→ Directions
Here are some records; quote them exactly, leaving out the pictures.

========

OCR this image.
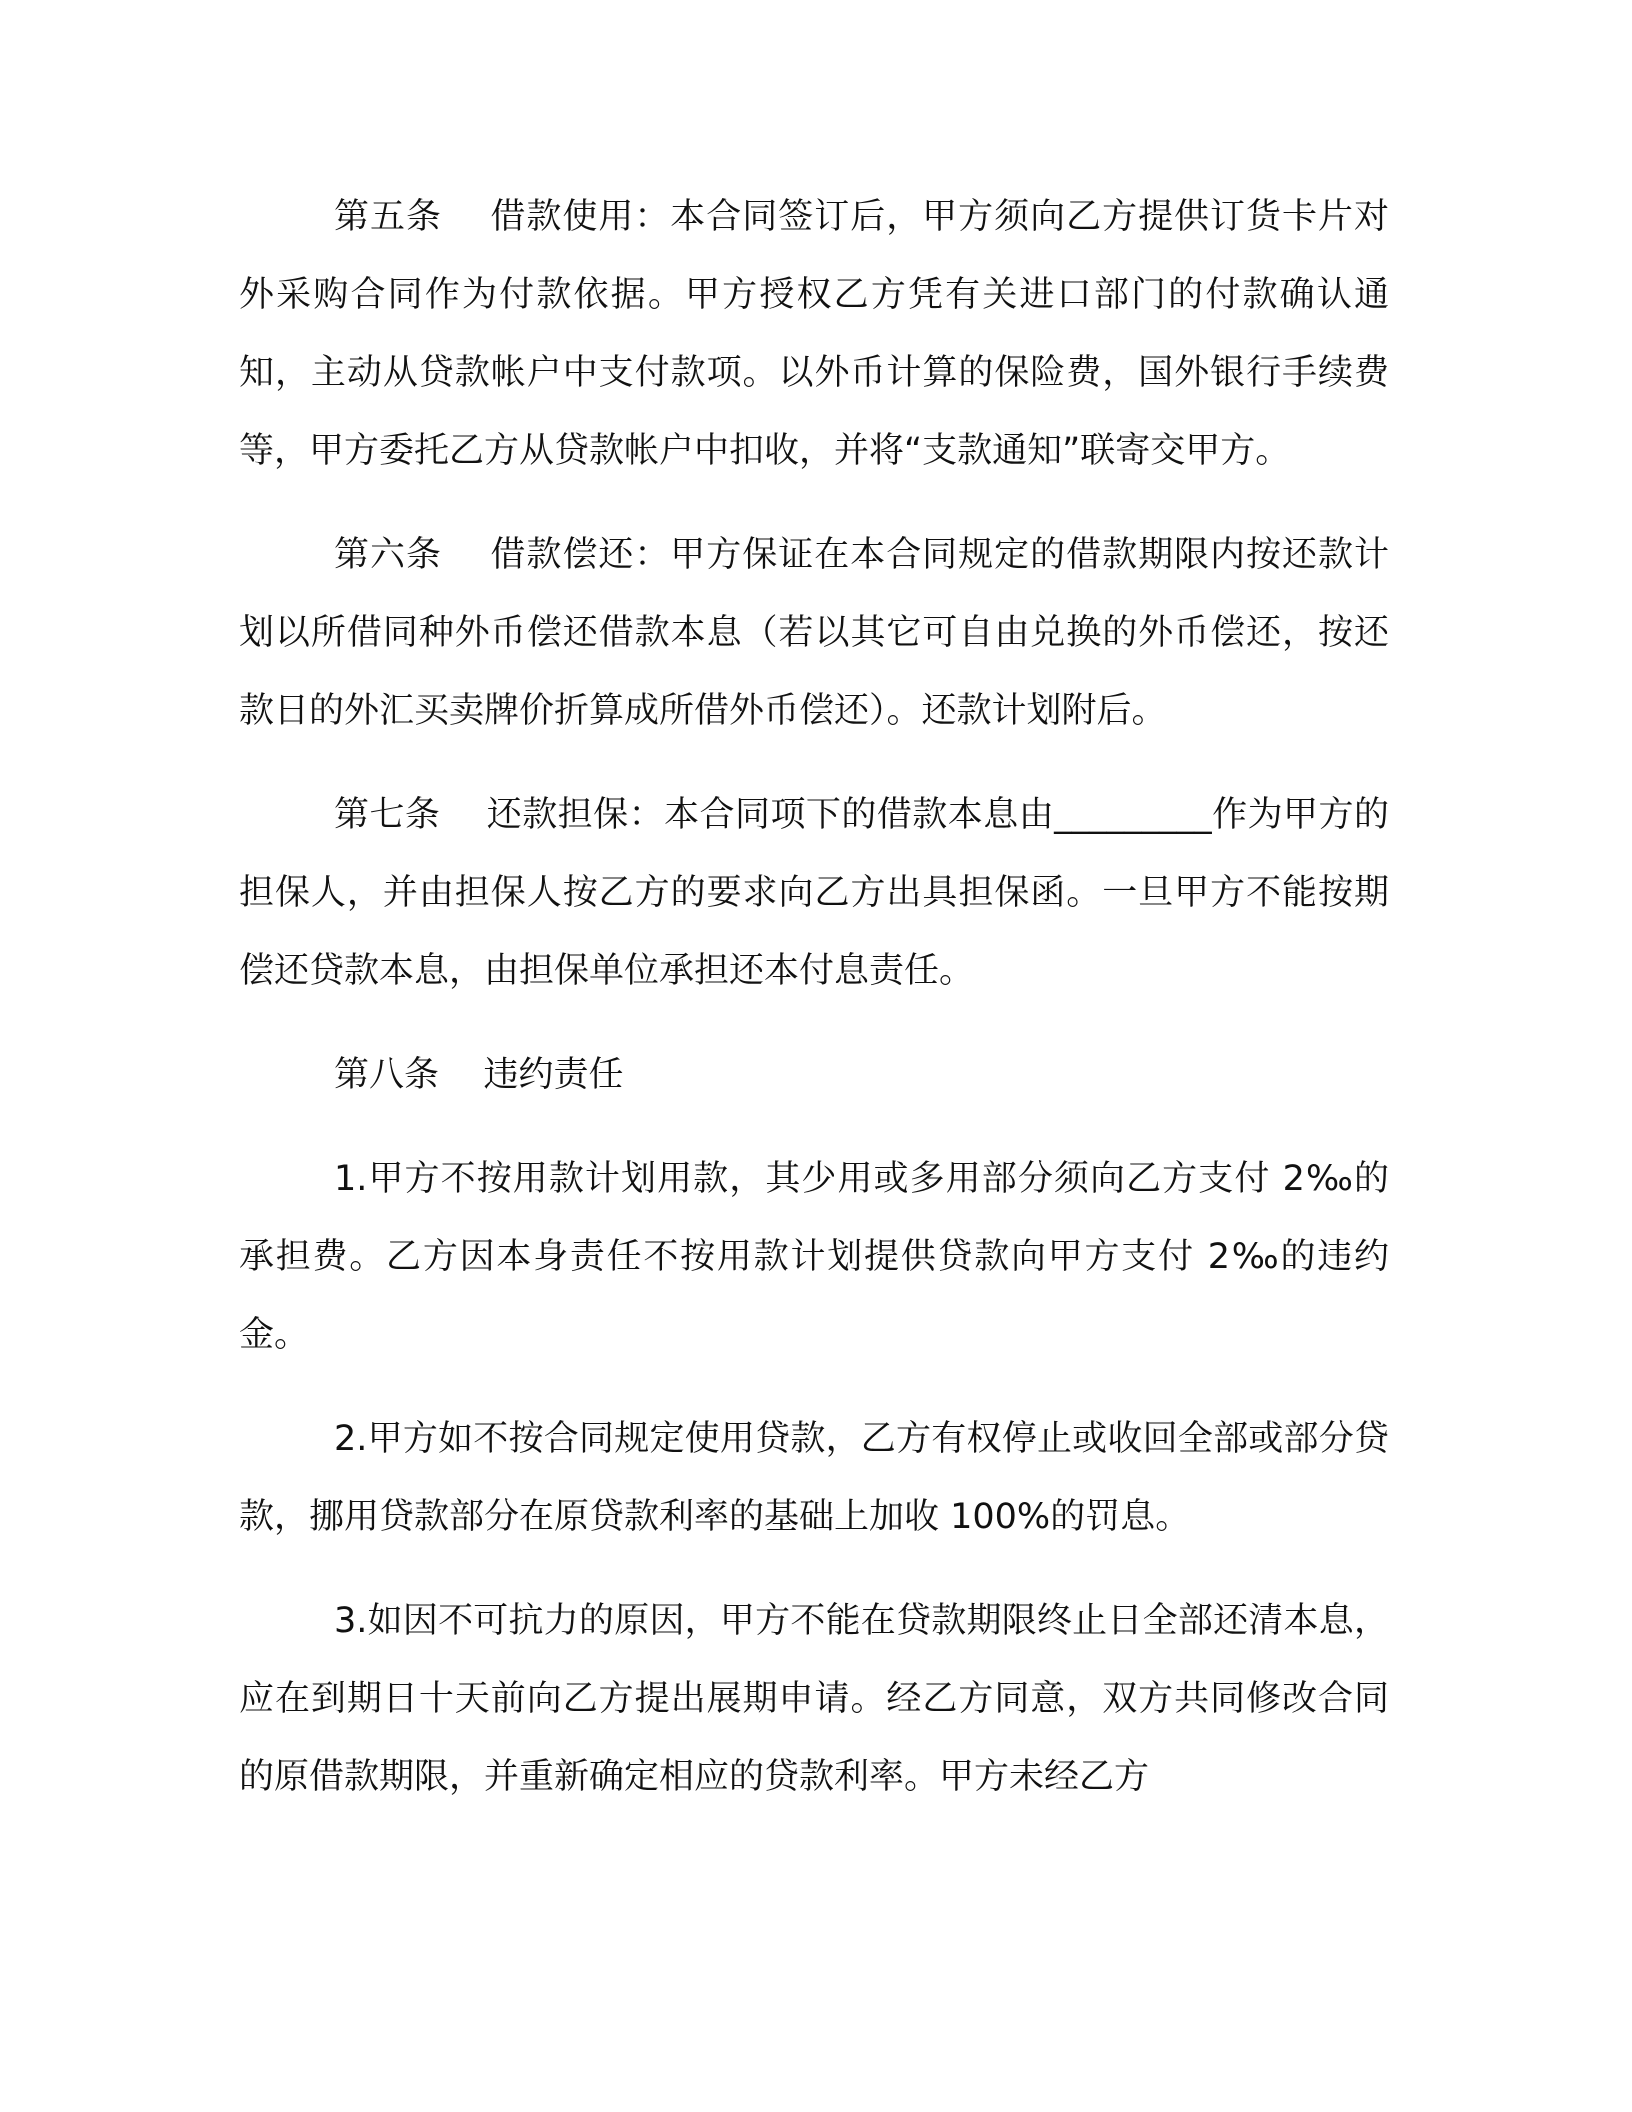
第五条 借款使用：本合同签订后，甲方须向乙方提供订货卡片对外采购合同作为付款依据。甲方授权乙方凭有关进口部门的付款确认通知，主动从贷款帐户中支付款项。以外币计算的保险费，国外银行手续费等，甲方委托乙方从贷款帐户中扣收，并将“支款通知”联寄交甲方。

第六条 借款偿还：甲方保证在本合同规定的借款期限内按还款计划以所借同种外币偿还借款本息（若以其它可自由兑换的外币偿还，按还款日的外汇买卖牌价折算成所借外币偿还）。还款计划附后。

第七条 还款担保：本合同项下的借款本息由_________作为甲方的担保人，并由担保人按乙方的要求向乙方出具担保函。一旦甲方不能按期偿还贷款本息，由担保单位承担还本付息责任。

第八条 违约责任

1.甲方不按用款计划用款，其少用或多用部分须向乙方支付 2‰的承担费。乙方因本身责任不按用款计划提供贷款向甲方支付 2‰的违约金。

2.甲方如不按合同规定使用贷款，乙方有权停止或收回全部或部分贷款，挪用贷款部分在原贷款利率的基础上加收 100%的罚息。

3.如因不可抗力的原因，甲方不能在贷款期限终止日全部还清本息，应在到期日十天前向乙方提出展期申请。经乙方同意，双方共同修改合同的原借款期限，并重新确定相应的贷款利率。甲方未经乙方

========

→ Exercise response
OCR this image.
第五条 借款使用：本合同签订后，甲方须向乙方提供订货卡片对外采购合同作为付款依据。甲方授权乙方凭有关进口部门的付款确认通知，主动从贷款帐户中支付款项。以外币计算的保险费，国外银行手续费等，甲方委托乙方从贷款帐户中扣收，并将“支款通知”联寄交甲方。

第六条 借款偿还：甲方保证在本合同规定的借款期限内按还款计划以所借同种外币偿还借款本息（若以其它可自由兑换的外币偿还，按还款日的外汇买卖牌价折算成所借外币偿还）。还款计划附后。

第七条 还款担保：本合同项下的借款本息由_________作为甲方的担保人，并由担保人按乙方的要求向乙方出具担保函。一旦甲方不能按期偿还贷款本息，由担保单位承担还本付息责任。

第八条 违约责任

1.甲方不按用款计划用款，其少用或多用部分须向乙方支付 2‰的承担费。乙方因本身责任不按用款计划提供贷款向甲方支付 2‰的违约金。

2.甲方如不按合同规定使用贷款，乙方有权停止或收回全部或部分贷款，挪用贷款部分在原贷款利率的基础上加收 100%的罚息。

3.如因不可抗力的原因，甲方不能在贷款期限终止日全部还清本息，应在到期日十天前向乙方提出展期申请。经乙方同意，双方共同修改合同的原借款期限，并重新确定相应的贷款利率。甲方未经乙方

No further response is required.